Below are records; count the lines in them that hold "subsección" and give only the count.

The input

+++++

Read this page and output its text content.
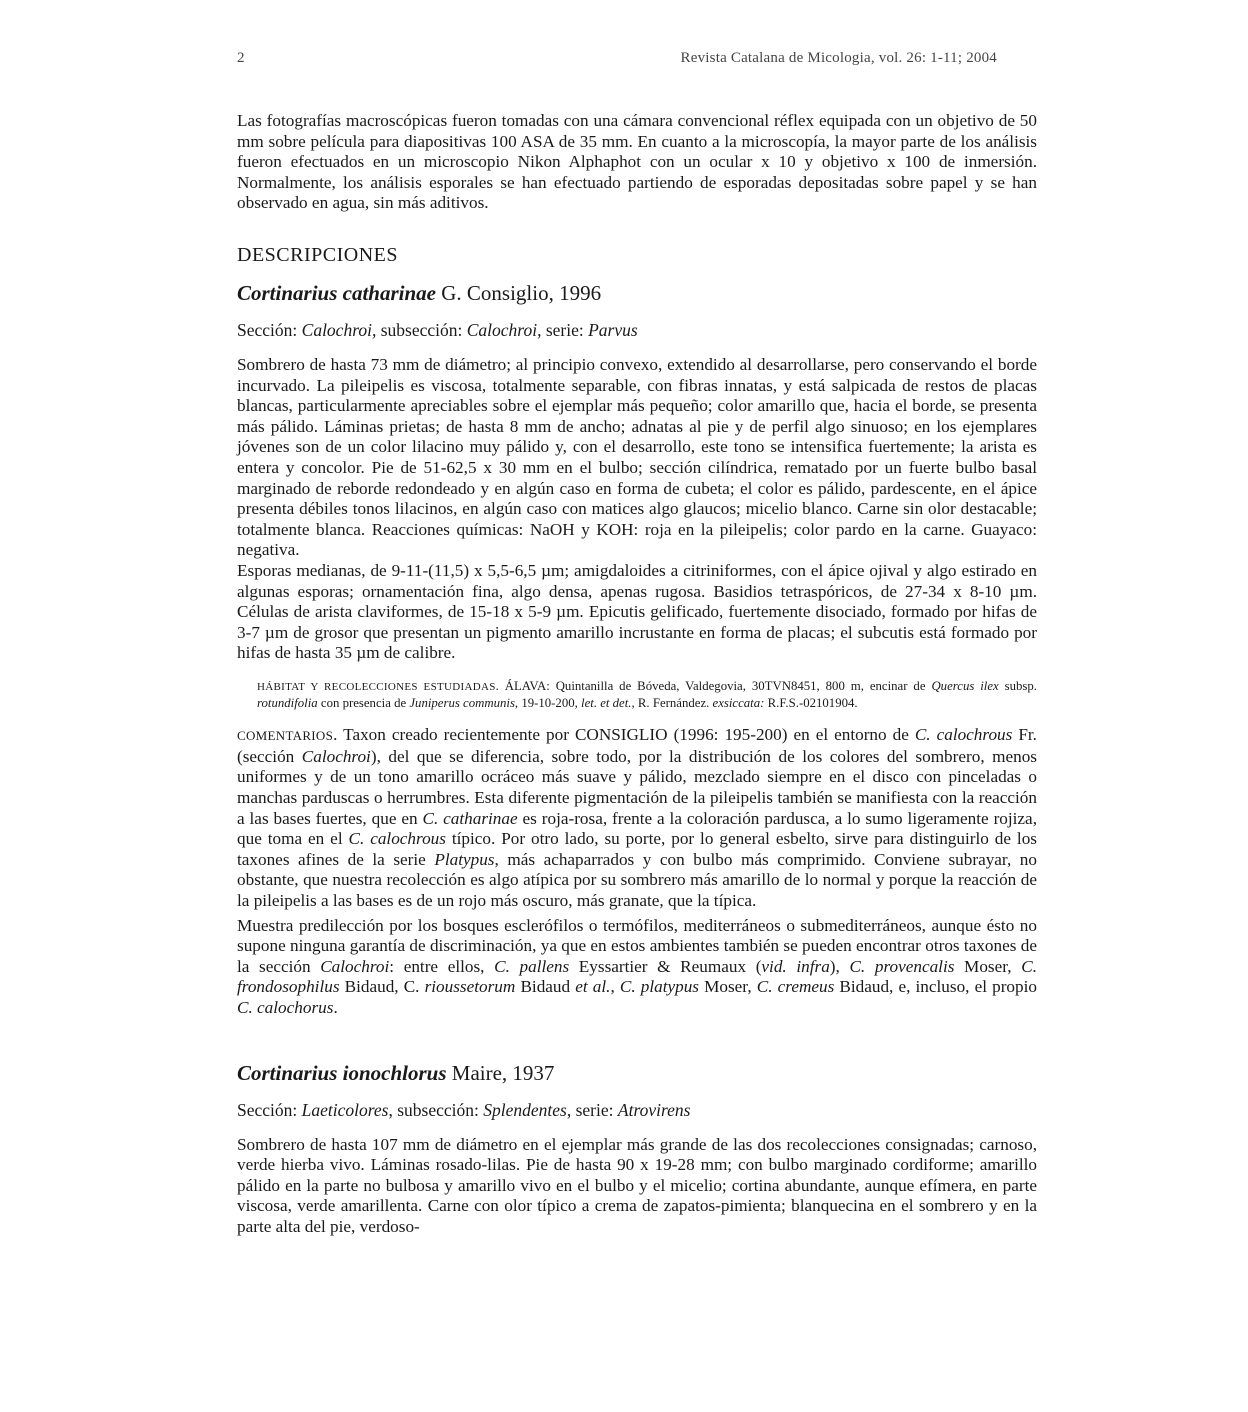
2	Revista Catalana de Micologia, vol. 26: 1-11; 2004

Las fotografías macroscópicas fueron tomadas con una cámara convencional réflex equipada con un objetivo de 50 mm sobre película para diapositivas 100 ASA de 35 mm. En cuanto a la microscopía, la mayor parte de los análisis fueron efectuados en un microscopio Nikon Alphaphot con un ocular x 10 y objetivo x 100 de inmersión. Normalmente, los análisis esporales se han efectuado partiendo de esporadas depositadas sobre papel y se han observado en agua, sin más aditivos.

DESCRIPCIONES

Cortinarius catharinae G. Consiglio, 1996

Sección: Calochroi, subsección: Calochroi, serie: Parvus

Sombrero de hasta 73 mm de diámetro; al principio convexo, extendido al desarrollarse, pero conservando el borde incurvado. La pileipelis es viscosa, totalmente separable, con fibras innatas, y está salpicada de restos de placas blancas, particularmente apreciables sobre el ejemplar más pequeño; color amarillo que, hacia el borde, se presenta más pálido. Láminas prietas; de hasta 8 mm de ancho; adnatas al pie y de perfil algo sinuoso; en los ejemplares jóvenes son de un color lilacino muy pálido y, con el desarrollo, este tono se intensifica fuertemente; la arista es entera y concolor. Pie de 51-62,5 x 30 mm en el bulbo; sección cilíndrica, rematado por un fuerte bulbo basal marginado de reborde redondeado y en algún caso en forma de cubeta; el color es pálido, pardescente, en el ápice presenta débiles tonos lilacinos, en algún caso con matices algo glaucos; micelio blanco. Carne sin olor destacable; totalmente blanca. Reacciones químicas: NaOH y KOH: roja en la pileipelis; color pardo en la carne. Guayaco: negativa.

Esporas medianas, de 9-11-(11,5) x 5,5-6,5 µm; amigdaloides a citriniformes, con el ápice ojival y algo estirado en algunas esporas; ornamentación fina, algo densa, apenas rugosa. Basidios tetraspóricos, de 27-34 x 8-10 µm. Células de arista claviformes, de 15-18 x 5-9 µm. Epicutis gelificado, fuertemente disociado, formado por hifas de 3-7 µm de grosor que presentan un pigmento amarillo incrustante en forma de placas; el subcutis está formado por hifas de hasta 35 µm de calibre.

HÁBITAT Y RECOLECCIONES ESTUDIADAS. ÁLAVA: Quintanilla de Bóveda, Valdegovia, 30TVN8451, 800 m, encinar de Quercus ilex subsp. rotundifolia con presencia de Juniperus communis, 19-10-200, let. et det., R. Fernández. exsiccata: R.F.S.-02101904.

COMENTARIOS. Taxon creado recientemente por CONSIGLIO (1996: 195-200) en el entorno de C. calochrous Fr. (sección Calochroi), del que se diferencia, sobre todo, por la distribución de los colores del sombrero, menos uniformes y de un tono amarillo ocráceo más suave y pálido, mezclado siempre en el disco con pinceladas o manchas parduscas o herrumbres. Esta diferente pigmentación de la pileipelis también se manifiesta con la reacción a las bases fuertes, que en C. catharinae es roja-rosa, frente a la coloración parduscа, a lo sumo ligeramente rojiza, que toma en el C. calochrous típico. Por otro lado, su porte, por lo general esbelto, sirve para distinguirlo de los taxones afines de la serie Platypus, más achaparrados y con bulbo más comprimido. Conviene subrayar, no obstante, que nuestra recolección es algo atípica por su sombrero más amarillo de lo normal y porque la reacción de la pileipelis a las bases es de un rojo más oscuro, más granate, que la típica.

Muestra predilección por los bosques esclerófilos o termófilos, mediterráneos o submediterráneos, aunque ésto no supone ninguna garantía de discriminación, ya que en estos ambientes también se pueden encontrar otros taxones de la sección Calochroi: entre ellos, C. pallens Eyssartier & Reumaux (vid. infra), C. provencalis Moser, C. frondosophilus Bidaud, C. rioussetorum Bidaud et al., C. platypus Moser, C. cremeus Bidaud, e, incluso, el propio C. calochorus.

Cortinarius ionochlorus Maire, 1937

Sección: Laeticolores, subsección: Splendentes, serie: Atrovirens

Sombrero de hasta 107 mm de diámetro en el ejemplar más grande de las dos recolecciones consignadas; carnoso, verde hierba vivo. Láminas rosado-lilas. Pie de hasta 90 x 19-28 mm; con bulbo marginado cordiforme; amarillo pálido en la parte no bulbosa y amarillo vivo en el bulbo y el micelio; cortina abundante, aunque efímera, en parte viscosa, verde amarillenta. Carne con olor típico a crema de zapatos-pimienta; blanquecina en el sombrero y en la parte alta del pie, verdoso-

+++++

Exercise answer
2